Instructions to follow -
Repeat the lines that follow, leaving nothing out.

Data shown -
BEGIN

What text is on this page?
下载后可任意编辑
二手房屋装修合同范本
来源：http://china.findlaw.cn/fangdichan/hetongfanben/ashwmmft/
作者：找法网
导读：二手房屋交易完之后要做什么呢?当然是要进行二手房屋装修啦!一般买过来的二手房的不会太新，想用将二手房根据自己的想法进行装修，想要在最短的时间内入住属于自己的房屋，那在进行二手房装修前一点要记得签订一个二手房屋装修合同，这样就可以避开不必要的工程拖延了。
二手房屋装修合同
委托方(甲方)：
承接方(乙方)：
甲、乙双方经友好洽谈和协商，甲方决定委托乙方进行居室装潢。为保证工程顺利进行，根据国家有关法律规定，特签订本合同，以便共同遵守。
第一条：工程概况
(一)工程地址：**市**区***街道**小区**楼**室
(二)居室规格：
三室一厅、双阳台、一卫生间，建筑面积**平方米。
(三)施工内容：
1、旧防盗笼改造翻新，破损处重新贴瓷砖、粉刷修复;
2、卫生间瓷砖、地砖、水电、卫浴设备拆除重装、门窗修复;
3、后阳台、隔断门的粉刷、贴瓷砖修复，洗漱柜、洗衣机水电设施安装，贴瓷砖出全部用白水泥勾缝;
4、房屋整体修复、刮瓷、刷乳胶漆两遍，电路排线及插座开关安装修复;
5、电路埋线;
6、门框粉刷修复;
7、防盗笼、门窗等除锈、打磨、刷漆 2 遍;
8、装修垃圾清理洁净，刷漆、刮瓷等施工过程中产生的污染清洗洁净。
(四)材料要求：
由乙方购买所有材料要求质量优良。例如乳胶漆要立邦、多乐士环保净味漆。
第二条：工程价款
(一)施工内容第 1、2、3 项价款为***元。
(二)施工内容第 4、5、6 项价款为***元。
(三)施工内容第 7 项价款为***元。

END

The solution -
What text is on this page?
下载后可任意编辑
二手房屋装修合同范本
来源：http://china.findlaw.cn/fangdichan/hetongfanben/ashwmmft/
作者：找法网
导读：二手房屋交易完之后要做什么呢?当然是要进行二手房屋装修啦!一般买过来的二手房的不会太新，想用将二手房根据自己的想法进行装修，想要在最短的时间内入住属于自己的房屋，那在进行二手房装修前一点要记得签订一个二手房屋装修合同，这样就可以避开不必要的工程拖延了。
二手房屋装修合同
委托方(甲方)：
承接方(乙方)：
甲、乙双方经友好洽谈和协商，甲方决定委托乙方进行居室装潢。为保证工程顺利进行，根据国家有关法律规定，特签订本合同，以便共同遵守。
第一条：工程概况
(一)工程地址：**市**区***街道**小区**楼**室
(二)居室规格：
三室一厅、双阳台、一卫生间，建筑面积**平方米。
(三)施工内容：
1、旧防盗笼改造翻新，破损处重新贴瓷砖、粉刷修复;
2、卫生间瓷砖、地砖、水电、卫浴设备拆除重装、门窗修复;
3、后阳台、隔断门的粉刷、贴瓷砖修复，洗漱柜、洗衣机水电设施安装，贴瓷砖出全部用白水泥勾缝;
4、房屋整体修复、刮瓷、刷乳胶漆两遍，电路排线及插座开关安装修复;
5、电路埋线;
6、门框粉刷修复;
7、防盗笼、门窗等除锈、打磨、刷漆 2 遍;
8、装修垃圾清理洁净，刷漆、刮瓷等施工过程中产生的污染清洗洁净。
(四)材料要求：
由乙方购买所有材料要求质量优良。例如乳胶漆要立邦、多乐士环保净味漆。
第二条：工程价款
(一)施工内容第 1、2、3 项价款为***元。
(二)施工内容第 4、5、6 项价款为***元。
(三)施工内容第 7 项价款为***元。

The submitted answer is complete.